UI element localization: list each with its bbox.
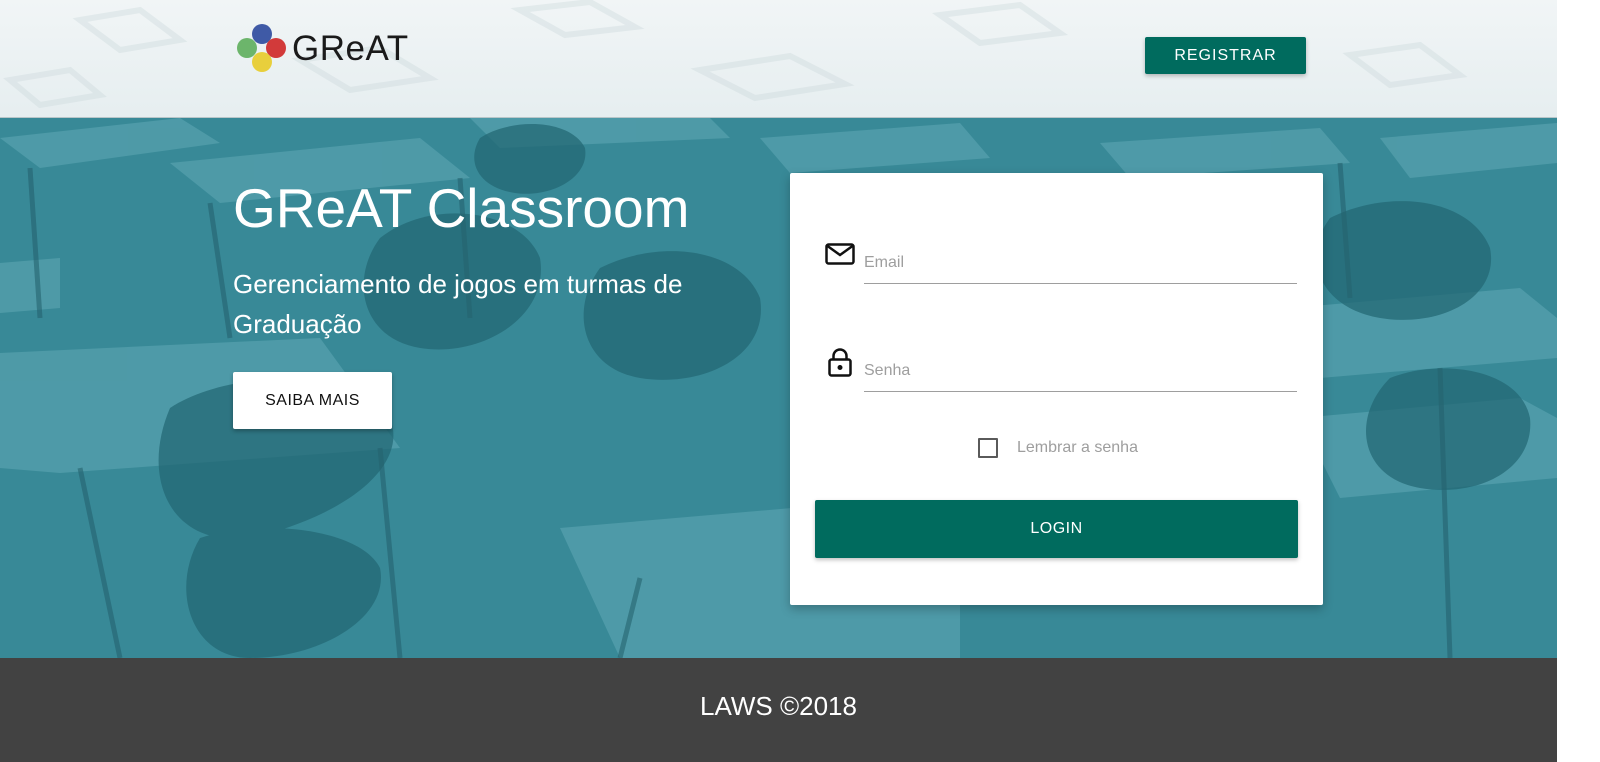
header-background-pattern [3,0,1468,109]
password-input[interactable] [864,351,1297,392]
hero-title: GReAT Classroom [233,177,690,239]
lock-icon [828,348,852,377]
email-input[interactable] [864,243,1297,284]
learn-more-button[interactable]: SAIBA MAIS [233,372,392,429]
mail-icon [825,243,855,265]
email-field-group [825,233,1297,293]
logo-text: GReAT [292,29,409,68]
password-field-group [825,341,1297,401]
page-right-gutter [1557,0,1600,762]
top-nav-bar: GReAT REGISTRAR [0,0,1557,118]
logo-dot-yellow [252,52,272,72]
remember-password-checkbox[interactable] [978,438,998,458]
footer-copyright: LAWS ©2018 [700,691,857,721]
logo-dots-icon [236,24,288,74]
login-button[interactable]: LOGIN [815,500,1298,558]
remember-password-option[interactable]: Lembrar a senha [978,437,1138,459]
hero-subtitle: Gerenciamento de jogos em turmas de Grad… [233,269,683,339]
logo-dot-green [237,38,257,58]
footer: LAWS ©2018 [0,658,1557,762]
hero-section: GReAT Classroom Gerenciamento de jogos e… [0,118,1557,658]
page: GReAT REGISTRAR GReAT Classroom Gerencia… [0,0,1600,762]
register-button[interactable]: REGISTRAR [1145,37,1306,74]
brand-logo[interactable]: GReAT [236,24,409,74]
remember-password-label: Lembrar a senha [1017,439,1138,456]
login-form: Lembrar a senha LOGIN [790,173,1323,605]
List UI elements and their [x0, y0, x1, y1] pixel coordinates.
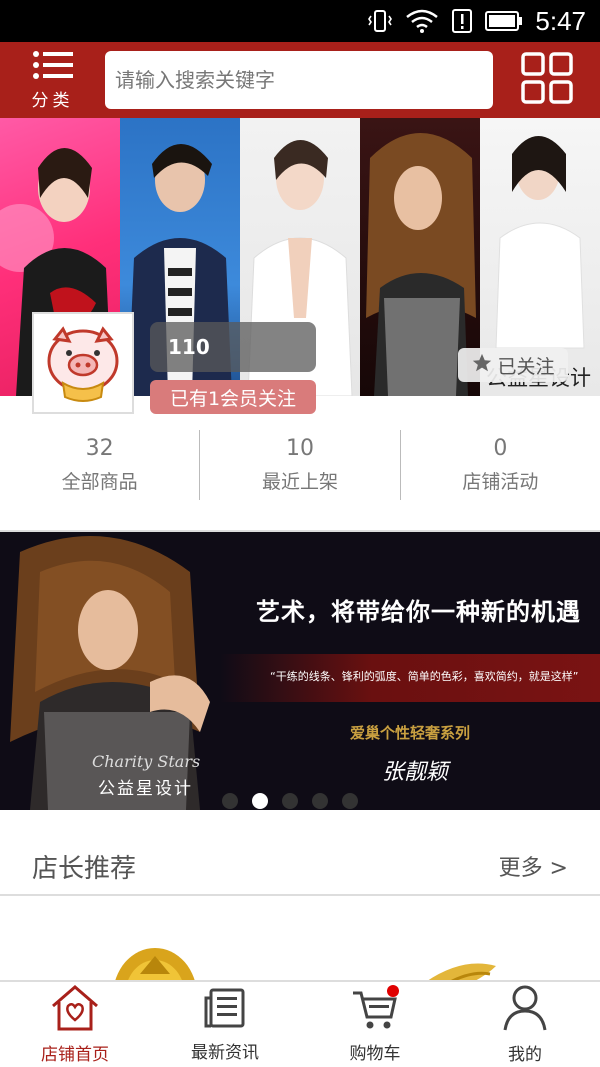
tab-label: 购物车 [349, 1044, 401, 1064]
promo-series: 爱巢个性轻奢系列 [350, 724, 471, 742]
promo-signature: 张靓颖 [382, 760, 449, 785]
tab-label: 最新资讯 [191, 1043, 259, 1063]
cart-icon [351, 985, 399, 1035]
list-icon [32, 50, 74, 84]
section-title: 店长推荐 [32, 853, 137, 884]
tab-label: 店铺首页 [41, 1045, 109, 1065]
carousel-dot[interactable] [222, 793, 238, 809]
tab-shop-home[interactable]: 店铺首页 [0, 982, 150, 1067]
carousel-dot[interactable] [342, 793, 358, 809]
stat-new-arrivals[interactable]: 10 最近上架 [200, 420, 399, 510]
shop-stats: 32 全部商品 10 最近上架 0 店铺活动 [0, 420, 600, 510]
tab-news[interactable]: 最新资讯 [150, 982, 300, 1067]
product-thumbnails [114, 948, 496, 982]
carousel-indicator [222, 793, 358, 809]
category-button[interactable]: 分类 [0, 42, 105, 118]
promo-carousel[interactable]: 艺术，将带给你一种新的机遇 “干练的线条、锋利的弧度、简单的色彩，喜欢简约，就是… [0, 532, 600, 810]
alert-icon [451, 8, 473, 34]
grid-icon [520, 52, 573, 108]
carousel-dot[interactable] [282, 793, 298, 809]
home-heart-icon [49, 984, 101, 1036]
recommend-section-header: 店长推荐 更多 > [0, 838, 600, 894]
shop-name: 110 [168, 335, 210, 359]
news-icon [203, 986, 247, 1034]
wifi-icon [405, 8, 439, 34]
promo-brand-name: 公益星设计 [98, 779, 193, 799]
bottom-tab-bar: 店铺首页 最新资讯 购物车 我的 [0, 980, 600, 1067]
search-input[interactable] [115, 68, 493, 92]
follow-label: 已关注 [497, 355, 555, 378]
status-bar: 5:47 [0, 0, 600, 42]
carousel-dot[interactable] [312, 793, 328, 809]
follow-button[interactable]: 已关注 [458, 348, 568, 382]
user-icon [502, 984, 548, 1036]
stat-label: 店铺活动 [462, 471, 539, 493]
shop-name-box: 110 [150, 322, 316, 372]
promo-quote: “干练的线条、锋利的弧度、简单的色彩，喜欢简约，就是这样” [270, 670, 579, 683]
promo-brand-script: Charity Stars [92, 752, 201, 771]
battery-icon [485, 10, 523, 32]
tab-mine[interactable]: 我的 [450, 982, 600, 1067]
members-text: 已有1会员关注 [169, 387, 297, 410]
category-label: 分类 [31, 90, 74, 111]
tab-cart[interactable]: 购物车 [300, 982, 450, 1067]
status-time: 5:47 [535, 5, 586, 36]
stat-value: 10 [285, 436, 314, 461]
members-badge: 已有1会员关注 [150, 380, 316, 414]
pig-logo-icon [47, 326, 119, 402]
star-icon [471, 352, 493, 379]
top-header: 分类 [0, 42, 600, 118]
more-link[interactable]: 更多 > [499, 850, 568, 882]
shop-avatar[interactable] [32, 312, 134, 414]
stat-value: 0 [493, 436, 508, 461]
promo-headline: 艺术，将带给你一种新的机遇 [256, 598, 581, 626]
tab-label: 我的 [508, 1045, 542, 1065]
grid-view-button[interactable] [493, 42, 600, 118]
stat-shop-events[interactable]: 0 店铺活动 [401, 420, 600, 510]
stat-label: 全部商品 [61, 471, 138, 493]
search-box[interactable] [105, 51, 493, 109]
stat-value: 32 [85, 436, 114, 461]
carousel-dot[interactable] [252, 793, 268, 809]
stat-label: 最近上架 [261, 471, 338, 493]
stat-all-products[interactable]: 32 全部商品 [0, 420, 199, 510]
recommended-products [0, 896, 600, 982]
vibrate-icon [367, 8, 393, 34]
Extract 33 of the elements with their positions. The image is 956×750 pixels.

--

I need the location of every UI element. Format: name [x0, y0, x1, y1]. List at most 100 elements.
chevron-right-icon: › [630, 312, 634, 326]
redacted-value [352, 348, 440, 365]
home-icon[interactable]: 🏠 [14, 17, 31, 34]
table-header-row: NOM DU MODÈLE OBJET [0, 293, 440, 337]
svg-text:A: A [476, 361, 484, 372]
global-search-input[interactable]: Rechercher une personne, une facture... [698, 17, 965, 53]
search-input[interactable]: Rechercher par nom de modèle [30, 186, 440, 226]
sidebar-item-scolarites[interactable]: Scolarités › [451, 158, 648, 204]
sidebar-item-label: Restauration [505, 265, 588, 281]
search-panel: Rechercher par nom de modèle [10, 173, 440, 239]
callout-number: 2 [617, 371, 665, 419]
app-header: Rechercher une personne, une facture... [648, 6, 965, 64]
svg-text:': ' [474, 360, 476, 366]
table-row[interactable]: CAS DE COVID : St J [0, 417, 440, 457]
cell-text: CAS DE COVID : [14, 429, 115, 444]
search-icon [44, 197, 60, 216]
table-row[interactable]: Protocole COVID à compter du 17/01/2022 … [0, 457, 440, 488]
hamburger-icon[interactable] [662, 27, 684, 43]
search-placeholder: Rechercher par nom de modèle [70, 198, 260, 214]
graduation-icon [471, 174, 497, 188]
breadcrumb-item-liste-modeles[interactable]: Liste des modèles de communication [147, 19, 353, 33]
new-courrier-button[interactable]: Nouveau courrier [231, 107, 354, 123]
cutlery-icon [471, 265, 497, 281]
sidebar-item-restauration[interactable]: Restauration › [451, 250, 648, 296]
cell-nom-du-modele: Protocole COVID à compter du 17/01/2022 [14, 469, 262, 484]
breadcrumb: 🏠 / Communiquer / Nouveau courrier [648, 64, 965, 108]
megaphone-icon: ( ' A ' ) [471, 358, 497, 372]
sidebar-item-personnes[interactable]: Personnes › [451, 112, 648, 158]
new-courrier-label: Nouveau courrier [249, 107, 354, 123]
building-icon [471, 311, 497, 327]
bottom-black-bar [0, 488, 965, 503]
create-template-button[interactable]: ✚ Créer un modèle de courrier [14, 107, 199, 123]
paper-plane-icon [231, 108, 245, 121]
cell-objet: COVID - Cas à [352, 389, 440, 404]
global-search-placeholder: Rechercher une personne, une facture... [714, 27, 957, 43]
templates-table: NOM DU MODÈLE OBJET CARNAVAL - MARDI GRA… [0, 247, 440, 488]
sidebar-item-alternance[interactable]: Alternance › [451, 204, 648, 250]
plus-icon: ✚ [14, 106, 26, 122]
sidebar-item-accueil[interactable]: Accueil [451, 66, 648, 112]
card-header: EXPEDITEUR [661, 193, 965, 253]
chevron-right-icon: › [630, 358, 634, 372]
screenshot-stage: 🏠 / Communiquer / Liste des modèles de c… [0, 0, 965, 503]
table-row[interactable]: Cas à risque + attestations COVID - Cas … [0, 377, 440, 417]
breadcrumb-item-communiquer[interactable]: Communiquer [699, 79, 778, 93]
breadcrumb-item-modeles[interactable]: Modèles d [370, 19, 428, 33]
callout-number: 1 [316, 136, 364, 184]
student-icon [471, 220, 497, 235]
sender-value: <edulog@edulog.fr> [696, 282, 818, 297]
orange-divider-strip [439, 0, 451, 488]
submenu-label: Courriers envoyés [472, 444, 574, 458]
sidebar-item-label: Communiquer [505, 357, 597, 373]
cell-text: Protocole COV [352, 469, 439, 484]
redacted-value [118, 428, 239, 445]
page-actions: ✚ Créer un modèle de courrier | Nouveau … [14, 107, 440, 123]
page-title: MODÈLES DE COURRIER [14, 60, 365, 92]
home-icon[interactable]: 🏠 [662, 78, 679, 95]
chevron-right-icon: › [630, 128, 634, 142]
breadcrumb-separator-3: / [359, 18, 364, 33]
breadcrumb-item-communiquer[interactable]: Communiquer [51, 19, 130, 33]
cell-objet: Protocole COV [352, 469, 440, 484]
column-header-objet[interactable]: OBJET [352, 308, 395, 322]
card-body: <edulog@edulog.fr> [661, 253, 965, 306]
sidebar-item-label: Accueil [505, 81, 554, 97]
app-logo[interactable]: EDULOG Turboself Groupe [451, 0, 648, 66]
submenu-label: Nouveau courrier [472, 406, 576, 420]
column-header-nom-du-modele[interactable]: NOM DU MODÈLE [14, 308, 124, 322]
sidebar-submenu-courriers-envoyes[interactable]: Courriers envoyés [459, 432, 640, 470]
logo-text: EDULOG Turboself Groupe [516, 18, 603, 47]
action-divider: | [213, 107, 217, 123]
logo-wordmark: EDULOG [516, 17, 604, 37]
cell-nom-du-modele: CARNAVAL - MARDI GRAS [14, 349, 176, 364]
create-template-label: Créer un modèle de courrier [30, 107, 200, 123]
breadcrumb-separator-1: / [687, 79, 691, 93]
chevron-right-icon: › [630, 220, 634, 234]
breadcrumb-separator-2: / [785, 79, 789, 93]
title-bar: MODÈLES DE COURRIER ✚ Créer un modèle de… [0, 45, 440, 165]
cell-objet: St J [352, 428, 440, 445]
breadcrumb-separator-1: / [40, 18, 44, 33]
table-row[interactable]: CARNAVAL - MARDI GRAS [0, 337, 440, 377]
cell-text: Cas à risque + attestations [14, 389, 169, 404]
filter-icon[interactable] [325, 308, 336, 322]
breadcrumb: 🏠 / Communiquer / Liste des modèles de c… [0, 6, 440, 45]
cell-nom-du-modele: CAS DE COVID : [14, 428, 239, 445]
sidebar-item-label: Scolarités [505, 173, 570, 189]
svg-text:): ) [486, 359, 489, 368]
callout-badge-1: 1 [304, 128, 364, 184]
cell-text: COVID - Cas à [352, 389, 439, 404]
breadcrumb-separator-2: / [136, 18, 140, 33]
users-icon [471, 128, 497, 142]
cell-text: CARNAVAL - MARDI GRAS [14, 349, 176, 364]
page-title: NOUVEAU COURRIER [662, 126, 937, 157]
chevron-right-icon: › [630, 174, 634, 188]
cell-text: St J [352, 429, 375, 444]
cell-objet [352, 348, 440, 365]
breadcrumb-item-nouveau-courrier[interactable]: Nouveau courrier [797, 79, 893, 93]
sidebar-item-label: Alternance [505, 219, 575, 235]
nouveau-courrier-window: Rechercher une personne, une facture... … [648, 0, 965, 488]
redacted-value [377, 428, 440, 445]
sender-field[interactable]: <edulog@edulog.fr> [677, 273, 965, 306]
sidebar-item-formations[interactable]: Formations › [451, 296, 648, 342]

** Work to be completed **
What are the lines in the items from the one containing "header-background-pattern [3,0,1468,109]" through the one containing "remember-password-option[interactable]: Lembrar a", copied exactly?

** Solution **
header-background-pattern [3,0,1468,109]
password-input[interactable] [864,351,1297,392]
hero-title: GReAT Classroom [233,177,690,239]
lock-icon [828,348,852,377]
email-input[interactable] [864,243,1297,284]
learn-more-button[interactable]: SAIBA MAIS [233,372,392,429]
mail-icon [825,243,855,265]
email-field-group [825,233,1297,293]
logo-text: GReAT [292,29,409,68]
password-field-group [825,341,1297,401]
page-right-gutter [1557,0,1600,762]
top-nav-bar: GReAT REGISTRAR [0,0,1557,118]
logo-dot-yellow [252,52,272,72]
remember-password-checkbox[interactable] [978,438,998,458]
footer-copyright: LAWS ©2018 [700,691,857,721]
logo-dots-icon [236,24,288,74]
login-button[interactable]: LOGIN [815,500,1298,558]
remember-password-option[interactable]: Lembrar a senha [978,437,1138,459]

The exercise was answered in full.